● **What the exercise asks**
Show all lines holding "وطنه".
"""
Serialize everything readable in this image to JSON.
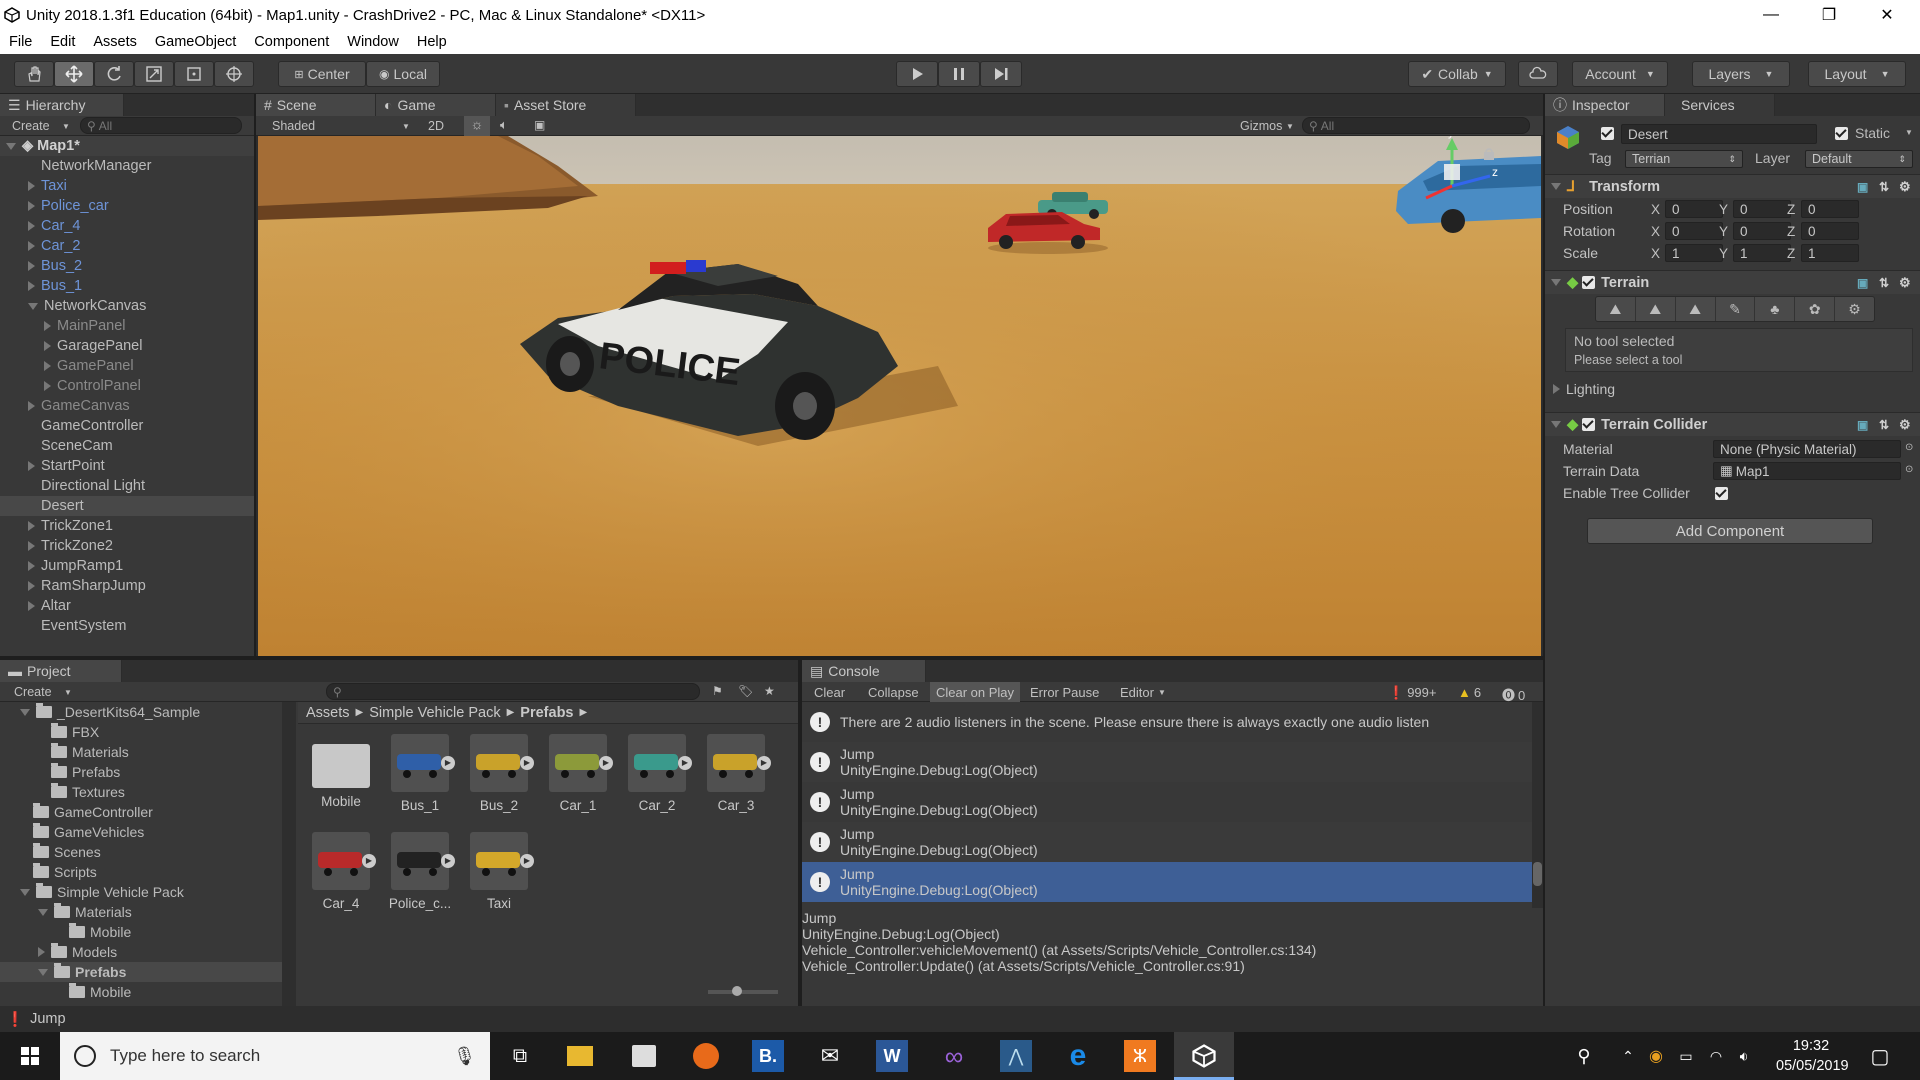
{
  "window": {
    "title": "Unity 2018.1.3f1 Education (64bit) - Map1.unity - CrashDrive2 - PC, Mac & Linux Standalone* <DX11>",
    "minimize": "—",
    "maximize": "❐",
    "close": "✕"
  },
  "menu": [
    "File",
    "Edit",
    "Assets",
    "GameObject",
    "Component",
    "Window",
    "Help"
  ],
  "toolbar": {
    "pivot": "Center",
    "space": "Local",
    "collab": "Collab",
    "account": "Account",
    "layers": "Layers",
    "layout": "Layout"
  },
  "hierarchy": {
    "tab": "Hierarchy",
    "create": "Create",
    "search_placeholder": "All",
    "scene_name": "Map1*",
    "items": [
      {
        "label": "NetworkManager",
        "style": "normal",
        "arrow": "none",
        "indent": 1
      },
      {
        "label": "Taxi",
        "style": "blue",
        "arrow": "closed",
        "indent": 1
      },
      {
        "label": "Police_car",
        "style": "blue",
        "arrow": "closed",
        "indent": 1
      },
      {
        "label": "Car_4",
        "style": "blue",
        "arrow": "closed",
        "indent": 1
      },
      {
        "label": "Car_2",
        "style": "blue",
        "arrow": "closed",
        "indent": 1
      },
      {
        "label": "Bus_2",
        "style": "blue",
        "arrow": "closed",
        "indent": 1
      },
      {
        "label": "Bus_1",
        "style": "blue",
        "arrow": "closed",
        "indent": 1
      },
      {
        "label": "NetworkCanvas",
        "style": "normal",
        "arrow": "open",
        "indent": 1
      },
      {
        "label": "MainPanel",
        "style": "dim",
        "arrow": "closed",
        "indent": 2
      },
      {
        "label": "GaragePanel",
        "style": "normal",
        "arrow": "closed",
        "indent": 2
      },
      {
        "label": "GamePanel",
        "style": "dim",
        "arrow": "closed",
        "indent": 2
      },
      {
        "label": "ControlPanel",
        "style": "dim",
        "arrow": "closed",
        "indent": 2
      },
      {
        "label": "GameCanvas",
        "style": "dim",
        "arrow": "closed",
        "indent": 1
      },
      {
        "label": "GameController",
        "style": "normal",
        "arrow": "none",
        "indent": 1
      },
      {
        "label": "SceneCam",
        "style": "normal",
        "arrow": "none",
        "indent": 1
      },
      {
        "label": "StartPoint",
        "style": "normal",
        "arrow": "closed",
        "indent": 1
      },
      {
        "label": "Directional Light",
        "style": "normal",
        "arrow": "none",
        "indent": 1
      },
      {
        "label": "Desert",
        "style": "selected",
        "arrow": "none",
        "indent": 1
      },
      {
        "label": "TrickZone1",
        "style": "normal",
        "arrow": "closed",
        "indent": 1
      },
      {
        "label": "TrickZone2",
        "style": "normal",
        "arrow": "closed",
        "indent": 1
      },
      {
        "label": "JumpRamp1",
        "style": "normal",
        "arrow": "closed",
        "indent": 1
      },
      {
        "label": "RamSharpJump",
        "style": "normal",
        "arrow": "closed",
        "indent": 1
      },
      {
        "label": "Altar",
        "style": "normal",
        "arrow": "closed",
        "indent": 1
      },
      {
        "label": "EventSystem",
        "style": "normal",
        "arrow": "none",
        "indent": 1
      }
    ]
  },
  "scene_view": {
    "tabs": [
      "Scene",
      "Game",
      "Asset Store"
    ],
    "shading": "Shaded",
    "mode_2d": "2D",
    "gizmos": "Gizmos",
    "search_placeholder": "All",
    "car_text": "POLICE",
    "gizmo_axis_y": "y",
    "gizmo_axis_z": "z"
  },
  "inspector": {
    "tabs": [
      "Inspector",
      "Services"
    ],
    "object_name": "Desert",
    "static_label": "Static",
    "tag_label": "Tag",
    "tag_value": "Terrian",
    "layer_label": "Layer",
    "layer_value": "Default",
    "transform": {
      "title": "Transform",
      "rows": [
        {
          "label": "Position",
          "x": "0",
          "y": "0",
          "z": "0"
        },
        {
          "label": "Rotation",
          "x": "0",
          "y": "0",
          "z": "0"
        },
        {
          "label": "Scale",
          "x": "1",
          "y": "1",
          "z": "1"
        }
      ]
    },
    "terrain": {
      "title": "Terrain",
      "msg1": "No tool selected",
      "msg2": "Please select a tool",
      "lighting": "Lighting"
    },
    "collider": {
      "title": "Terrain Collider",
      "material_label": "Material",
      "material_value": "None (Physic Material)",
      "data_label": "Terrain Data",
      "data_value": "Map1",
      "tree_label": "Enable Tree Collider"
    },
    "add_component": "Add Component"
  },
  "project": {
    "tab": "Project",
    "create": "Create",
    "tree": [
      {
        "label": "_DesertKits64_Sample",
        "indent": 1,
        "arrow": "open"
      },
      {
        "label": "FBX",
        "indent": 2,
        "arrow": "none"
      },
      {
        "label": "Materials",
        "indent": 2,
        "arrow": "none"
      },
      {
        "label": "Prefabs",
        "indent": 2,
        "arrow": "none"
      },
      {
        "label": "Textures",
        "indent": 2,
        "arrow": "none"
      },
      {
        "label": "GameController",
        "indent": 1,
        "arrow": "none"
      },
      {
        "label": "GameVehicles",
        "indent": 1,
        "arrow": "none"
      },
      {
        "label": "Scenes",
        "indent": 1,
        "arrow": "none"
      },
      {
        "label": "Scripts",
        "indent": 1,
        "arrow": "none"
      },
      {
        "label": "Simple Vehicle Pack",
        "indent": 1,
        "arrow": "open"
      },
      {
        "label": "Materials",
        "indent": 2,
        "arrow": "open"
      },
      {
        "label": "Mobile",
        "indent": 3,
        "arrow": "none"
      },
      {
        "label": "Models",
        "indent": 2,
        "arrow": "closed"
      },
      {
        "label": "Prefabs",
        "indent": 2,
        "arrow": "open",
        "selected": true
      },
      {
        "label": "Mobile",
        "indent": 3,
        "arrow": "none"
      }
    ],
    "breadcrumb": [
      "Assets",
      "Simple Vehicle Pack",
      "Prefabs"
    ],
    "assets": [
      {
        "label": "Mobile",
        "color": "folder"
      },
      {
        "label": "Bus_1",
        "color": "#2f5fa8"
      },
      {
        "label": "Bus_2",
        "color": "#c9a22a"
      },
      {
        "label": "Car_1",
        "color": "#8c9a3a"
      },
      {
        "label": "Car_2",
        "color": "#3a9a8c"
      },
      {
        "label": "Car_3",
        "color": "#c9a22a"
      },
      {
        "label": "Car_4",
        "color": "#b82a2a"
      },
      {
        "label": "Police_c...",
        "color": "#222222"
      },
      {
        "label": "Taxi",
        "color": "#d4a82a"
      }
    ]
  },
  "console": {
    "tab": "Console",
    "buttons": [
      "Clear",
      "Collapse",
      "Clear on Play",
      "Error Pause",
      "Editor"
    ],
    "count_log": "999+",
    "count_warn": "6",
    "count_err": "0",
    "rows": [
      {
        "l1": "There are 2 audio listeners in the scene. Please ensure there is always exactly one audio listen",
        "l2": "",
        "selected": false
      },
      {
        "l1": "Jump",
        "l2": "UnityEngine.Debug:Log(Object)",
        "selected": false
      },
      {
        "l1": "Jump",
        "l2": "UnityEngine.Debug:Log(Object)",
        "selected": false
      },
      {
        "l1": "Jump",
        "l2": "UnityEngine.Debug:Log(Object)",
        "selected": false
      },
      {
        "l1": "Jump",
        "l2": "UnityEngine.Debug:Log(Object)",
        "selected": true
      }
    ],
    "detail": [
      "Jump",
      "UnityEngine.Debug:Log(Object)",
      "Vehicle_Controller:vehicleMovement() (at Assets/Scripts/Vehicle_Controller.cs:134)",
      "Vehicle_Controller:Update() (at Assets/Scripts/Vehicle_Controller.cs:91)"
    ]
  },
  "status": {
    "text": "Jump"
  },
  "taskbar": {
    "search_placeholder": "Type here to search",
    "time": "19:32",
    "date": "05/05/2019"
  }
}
"""
"""
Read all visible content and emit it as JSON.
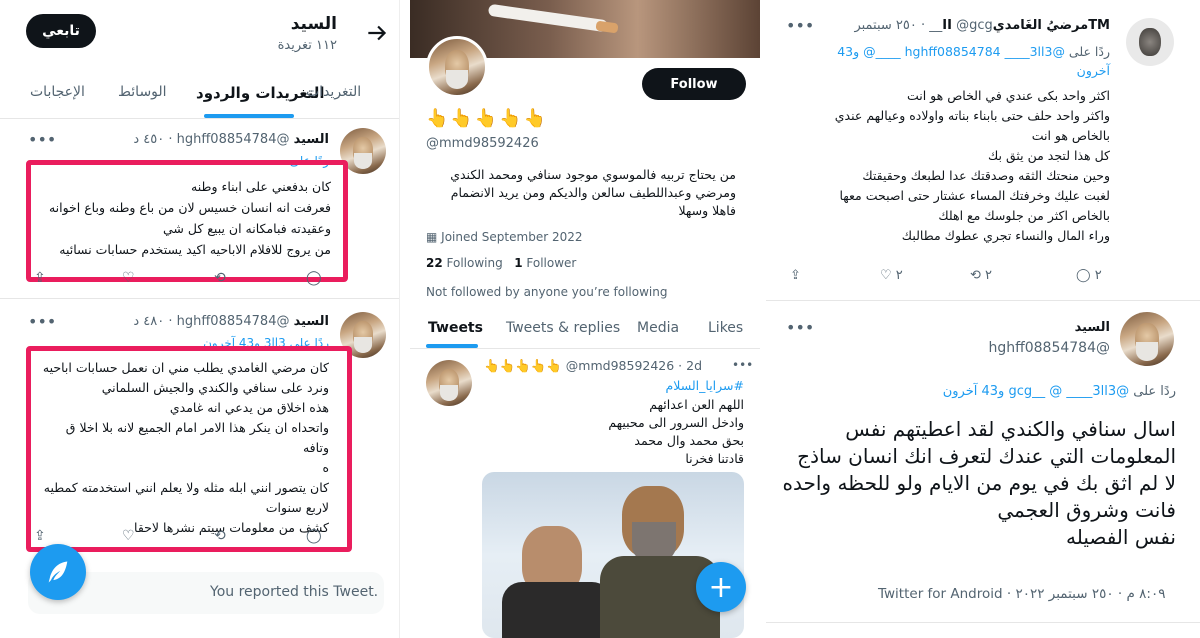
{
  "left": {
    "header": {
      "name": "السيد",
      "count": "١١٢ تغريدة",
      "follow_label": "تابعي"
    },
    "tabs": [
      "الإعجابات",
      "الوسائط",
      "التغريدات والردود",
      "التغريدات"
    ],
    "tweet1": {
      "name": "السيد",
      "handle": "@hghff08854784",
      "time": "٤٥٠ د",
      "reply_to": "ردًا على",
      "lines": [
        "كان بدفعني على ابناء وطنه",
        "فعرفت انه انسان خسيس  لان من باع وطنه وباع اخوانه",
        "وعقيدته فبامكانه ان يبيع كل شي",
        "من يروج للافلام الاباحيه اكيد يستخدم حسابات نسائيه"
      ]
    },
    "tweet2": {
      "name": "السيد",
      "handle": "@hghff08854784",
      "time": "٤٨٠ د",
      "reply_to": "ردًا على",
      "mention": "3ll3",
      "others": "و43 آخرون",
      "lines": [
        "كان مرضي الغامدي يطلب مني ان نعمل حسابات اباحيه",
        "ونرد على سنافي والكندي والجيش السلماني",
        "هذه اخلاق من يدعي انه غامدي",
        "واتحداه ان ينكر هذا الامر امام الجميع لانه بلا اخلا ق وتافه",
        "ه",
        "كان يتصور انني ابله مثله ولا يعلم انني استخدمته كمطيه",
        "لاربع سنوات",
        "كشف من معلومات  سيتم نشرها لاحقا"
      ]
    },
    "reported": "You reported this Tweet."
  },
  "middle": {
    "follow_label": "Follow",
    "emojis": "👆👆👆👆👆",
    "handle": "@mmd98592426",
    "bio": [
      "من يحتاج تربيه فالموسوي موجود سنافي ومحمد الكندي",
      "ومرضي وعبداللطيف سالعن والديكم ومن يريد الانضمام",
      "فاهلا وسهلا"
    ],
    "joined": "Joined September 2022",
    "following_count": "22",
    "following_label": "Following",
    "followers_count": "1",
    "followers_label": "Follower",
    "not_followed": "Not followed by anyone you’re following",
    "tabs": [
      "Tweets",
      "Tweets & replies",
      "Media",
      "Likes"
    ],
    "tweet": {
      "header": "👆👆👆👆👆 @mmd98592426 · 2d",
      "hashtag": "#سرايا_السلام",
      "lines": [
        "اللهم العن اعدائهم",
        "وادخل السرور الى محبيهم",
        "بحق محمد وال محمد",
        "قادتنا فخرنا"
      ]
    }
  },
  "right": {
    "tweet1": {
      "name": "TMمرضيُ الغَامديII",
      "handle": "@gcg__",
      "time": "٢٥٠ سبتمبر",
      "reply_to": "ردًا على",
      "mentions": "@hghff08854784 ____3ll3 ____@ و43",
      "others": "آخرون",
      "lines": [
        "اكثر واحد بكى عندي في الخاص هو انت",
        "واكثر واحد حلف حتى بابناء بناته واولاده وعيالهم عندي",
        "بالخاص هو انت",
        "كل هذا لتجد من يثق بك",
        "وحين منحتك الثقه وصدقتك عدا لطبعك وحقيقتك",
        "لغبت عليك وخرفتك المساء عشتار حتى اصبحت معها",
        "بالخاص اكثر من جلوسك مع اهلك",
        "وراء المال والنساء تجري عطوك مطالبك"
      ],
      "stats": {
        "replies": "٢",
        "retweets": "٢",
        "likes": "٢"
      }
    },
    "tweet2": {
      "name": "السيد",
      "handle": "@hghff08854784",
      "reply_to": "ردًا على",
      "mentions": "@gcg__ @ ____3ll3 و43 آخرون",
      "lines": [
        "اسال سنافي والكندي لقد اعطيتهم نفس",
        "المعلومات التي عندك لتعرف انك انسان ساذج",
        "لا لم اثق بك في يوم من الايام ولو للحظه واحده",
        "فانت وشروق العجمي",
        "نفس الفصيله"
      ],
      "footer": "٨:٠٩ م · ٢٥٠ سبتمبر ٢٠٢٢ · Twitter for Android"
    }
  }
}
"""
● **Problem solution**
        "كان بدفعني على ابناء وطنه",
        "فعرفت انه انسان خسيس  لان من باع وطنه وباع اخوانه",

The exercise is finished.